Data to use:
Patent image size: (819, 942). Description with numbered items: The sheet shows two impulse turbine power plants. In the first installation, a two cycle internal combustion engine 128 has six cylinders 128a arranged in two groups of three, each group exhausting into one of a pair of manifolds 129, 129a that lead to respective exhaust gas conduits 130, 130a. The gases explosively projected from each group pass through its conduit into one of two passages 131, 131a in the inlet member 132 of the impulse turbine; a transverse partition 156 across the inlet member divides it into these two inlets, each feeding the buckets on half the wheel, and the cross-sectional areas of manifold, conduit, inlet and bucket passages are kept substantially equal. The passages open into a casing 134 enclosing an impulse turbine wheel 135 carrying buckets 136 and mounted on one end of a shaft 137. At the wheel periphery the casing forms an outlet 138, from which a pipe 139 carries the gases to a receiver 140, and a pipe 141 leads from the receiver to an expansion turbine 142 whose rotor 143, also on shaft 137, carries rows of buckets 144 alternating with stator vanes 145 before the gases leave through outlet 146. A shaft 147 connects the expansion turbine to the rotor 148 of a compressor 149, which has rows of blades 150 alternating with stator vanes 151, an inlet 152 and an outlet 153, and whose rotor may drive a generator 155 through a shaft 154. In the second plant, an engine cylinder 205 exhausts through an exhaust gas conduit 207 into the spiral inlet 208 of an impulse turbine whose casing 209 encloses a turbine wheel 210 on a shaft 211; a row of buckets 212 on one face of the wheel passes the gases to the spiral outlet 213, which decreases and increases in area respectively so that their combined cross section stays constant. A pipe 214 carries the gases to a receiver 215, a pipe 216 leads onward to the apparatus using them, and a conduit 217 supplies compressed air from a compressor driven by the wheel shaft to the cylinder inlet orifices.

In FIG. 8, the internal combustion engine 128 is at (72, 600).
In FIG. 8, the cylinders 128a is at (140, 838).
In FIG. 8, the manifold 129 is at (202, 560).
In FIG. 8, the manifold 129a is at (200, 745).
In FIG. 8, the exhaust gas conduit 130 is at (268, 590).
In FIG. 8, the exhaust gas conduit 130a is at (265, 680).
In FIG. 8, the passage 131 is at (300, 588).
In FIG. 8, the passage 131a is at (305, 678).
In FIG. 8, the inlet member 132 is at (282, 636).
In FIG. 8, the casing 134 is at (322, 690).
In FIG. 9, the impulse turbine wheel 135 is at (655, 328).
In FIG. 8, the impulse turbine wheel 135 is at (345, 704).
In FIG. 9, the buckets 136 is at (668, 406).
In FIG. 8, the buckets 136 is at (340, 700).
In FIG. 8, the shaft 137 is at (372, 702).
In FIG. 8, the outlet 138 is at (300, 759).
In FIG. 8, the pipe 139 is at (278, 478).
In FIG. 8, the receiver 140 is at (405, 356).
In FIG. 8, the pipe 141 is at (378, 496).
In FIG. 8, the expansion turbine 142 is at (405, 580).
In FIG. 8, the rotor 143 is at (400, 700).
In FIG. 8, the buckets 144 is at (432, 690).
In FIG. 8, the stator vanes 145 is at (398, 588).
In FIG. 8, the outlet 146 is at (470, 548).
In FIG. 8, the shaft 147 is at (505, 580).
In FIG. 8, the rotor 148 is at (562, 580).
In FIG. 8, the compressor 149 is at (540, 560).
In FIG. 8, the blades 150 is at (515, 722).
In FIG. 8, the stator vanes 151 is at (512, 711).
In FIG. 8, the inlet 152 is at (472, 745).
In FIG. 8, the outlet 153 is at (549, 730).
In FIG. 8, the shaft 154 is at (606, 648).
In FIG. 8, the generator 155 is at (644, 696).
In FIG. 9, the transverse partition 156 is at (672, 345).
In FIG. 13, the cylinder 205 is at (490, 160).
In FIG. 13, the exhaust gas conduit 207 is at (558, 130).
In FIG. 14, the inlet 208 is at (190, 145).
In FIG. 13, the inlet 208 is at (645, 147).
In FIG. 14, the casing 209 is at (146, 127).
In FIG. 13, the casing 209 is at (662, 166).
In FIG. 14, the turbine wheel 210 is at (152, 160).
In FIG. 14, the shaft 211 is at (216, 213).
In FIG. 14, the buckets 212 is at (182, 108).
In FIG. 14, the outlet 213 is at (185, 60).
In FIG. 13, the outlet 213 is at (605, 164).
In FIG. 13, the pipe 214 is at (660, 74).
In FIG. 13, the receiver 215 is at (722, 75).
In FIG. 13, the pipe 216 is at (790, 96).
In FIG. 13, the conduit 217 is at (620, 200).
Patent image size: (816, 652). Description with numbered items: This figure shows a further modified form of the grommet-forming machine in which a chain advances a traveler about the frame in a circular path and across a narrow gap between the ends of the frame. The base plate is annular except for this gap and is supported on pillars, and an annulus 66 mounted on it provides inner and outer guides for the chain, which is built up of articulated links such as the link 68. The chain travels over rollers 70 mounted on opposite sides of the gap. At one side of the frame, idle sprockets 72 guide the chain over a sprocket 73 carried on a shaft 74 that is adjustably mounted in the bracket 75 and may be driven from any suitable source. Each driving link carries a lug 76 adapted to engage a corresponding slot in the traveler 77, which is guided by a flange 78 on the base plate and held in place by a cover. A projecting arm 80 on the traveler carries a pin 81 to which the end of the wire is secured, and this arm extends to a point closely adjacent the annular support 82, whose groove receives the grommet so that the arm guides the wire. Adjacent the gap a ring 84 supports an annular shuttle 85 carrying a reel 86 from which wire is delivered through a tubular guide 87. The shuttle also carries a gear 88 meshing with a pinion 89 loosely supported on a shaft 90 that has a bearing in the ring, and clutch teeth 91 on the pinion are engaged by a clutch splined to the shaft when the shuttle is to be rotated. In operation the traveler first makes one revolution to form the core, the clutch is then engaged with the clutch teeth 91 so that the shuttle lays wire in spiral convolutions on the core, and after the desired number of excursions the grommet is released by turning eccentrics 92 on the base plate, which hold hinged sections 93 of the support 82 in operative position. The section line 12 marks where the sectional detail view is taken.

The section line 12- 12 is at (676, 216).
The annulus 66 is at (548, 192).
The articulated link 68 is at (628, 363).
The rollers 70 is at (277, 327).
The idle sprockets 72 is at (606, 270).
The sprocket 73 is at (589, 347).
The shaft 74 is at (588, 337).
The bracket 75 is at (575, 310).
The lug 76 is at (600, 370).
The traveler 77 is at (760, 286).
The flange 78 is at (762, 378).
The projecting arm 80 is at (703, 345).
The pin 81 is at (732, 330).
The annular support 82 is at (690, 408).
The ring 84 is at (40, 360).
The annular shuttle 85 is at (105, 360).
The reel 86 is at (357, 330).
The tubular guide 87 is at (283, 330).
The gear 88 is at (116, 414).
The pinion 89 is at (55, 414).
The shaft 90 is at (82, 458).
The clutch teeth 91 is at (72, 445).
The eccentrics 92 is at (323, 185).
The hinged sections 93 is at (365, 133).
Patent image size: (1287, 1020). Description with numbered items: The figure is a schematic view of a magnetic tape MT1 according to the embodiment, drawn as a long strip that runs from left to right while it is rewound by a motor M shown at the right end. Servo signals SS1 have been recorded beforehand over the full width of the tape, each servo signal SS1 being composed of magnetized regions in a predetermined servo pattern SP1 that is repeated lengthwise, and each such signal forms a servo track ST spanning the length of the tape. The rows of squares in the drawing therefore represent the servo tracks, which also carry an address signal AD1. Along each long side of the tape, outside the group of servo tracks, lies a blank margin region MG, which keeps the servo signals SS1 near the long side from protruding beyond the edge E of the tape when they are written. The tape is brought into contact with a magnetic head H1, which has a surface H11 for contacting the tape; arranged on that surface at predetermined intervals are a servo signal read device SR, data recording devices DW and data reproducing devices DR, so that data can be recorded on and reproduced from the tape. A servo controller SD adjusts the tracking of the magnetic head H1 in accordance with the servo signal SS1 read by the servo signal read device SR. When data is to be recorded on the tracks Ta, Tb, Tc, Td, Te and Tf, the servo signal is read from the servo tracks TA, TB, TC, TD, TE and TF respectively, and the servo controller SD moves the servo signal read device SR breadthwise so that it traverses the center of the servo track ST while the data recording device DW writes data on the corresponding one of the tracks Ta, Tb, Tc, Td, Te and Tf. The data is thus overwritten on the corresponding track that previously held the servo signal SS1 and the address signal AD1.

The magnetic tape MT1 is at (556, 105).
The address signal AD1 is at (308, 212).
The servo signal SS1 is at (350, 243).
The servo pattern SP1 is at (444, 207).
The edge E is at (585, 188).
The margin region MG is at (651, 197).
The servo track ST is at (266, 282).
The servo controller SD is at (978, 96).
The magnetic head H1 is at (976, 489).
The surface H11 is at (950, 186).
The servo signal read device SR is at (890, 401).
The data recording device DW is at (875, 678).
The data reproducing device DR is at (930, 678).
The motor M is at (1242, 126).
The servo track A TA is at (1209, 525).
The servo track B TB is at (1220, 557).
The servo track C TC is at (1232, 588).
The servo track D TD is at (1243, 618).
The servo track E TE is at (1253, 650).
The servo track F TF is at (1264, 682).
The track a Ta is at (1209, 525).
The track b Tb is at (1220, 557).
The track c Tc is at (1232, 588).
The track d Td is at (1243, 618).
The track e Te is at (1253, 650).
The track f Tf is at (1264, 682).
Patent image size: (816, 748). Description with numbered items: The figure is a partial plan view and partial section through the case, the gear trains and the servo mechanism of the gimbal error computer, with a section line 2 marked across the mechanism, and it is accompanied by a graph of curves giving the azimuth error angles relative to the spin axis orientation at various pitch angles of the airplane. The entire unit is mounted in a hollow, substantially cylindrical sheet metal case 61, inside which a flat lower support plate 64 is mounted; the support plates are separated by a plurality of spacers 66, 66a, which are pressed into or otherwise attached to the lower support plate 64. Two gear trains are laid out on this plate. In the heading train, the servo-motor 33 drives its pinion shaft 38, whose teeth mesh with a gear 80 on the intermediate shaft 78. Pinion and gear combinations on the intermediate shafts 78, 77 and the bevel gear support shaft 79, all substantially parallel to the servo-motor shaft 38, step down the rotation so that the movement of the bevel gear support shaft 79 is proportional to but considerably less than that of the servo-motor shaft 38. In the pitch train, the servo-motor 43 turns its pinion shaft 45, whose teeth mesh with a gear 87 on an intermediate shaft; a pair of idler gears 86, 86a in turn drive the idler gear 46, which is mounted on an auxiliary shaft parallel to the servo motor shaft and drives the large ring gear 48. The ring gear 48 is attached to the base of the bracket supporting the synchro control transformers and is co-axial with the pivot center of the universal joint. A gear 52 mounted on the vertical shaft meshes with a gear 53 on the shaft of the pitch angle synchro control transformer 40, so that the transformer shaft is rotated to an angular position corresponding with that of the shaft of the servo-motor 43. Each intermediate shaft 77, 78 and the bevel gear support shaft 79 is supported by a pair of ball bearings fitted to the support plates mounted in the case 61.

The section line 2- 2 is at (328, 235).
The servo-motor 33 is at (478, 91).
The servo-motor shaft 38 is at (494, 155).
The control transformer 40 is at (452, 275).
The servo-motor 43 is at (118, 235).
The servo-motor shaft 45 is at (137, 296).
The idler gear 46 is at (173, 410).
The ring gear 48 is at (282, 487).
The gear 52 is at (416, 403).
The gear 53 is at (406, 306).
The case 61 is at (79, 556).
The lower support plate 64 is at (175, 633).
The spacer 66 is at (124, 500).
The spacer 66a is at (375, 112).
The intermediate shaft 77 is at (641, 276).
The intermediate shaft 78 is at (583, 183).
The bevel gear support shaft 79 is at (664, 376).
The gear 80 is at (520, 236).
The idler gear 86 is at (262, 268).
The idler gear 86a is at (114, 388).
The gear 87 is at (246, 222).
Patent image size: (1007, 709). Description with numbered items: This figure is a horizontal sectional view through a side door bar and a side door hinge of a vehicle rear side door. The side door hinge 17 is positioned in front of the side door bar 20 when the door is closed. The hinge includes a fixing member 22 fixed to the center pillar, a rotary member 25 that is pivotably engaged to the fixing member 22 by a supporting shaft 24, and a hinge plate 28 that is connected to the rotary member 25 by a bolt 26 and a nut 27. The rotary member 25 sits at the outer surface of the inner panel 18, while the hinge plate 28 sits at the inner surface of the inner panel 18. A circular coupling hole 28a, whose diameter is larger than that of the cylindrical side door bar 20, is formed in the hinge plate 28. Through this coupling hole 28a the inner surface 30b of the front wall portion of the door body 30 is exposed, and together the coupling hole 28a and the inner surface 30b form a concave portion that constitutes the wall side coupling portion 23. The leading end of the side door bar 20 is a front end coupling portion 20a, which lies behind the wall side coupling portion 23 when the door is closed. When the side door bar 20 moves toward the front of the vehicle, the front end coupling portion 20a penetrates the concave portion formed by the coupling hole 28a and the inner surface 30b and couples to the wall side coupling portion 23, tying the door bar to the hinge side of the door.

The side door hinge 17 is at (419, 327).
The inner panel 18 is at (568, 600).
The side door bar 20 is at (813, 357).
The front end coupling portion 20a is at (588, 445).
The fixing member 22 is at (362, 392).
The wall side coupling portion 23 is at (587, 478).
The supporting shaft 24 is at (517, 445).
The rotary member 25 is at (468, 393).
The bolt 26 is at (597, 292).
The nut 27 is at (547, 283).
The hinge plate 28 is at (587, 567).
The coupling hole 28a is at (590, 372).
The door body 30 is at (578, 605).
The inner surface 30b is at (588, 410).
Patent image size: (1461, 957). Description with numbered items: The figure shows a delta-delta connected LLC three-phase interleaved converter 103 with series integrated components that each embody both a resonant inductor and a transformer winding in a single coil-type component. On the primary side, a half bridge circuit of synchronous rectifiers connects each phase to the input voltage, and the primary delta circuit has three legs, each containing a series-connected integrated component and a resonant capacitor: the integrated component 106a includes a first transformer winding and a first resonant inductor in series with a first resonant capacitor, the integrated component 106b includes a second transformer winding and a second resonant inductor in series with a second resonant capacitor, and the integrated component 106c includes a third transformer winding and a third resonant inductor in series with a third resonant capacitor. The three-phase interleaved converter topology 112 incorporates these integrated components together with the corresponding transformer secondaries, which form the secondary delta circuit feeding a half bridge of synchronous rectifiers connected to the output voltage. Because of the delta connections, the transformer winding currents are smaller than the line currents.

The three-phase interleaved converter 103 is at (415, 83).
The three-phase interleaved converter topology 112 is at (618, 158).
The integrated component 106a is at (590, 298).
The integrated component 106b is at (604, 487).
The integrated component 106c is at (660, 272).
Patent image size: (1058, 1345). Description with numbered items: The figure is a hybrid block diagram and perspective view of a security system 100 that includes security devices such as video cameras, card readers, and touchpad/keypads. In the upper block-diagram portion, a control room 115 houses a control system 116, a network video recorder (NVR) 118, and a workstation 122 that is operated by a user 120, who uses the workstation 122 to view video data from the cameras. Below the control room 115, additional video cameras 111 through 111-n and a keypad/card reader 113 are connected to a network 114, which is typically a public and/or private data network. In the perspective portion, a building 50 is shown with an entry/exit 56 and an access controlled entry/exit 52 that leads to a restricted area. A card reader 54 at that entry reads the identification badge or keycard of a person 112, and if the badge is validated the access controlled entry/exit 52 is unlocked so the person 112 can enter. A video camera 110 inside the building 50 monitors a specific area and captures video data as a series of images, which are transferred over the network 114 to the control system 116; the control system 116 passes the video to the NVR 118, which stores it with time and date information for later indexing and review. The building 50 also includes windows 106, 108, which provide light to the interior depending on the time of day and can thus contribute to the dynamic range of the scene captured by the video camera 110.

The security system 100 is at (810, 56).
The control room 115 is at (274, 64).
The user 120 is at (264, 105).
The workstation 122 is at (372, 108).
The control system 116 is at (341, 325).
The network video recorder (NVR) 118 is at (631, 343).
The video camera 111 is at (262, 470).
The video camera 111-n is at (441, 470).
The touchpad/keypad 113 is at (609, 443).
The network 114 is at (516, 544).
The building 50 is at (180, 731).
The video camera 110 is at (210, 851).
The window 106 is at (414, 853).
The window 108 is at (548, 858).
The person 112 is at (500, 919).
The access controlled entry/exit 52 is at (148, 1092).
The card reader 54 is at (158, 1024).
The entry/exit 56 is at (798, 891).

Problem requirements:
Please duplicate the lines above without any change, starting at the line that contains "Patent image size: (1461, 957)." and ending at the line that contains "The integrated component 106c is".

Expected output:
Patent image size: (1461, 957). Description with numbered items: The figure shows a delta-delta connected LLC three-phase interleaved converter 103 with series integrated components that each embody both a resonant inductor and a transformer winding in a single coil-type component. On the primary side, a half bridge circuit of synchronous rectifiers connects each phase to the input voltage, and the primary delta circuit has three legs, each containing a series-connected integrated component and a resonant capacitor: the integrated component 106a includes a first transformer winding and a first resonant inductor in series with a first resonant capacitor, the integrated component 106b includes a second transformer winding and a second resonant inductor in series with a second resonant capacitor, and the integrated component 106c includes a third transformer winding and a third resonant inductor in series with a third resonant capacitor. The three-phase interleaved converter topology 112 incorporates these integrated components together with the corresponding transformer secondaries, which form the secondary delta circuit feeding a half bridge of synchronous rectifiers connected to the output voltage. Because of the delta connections, the transformer winding currents are smaller than the line currents.

The three-phase interleaved converter 103 is at (415, 83).
The three-phase interleaved converter topology 112 is at (618, 158).
The integrated component 106a is at (590, 298).
The integrated component 106b is at (604, 487).
The integrated component 106c is at (660, 272).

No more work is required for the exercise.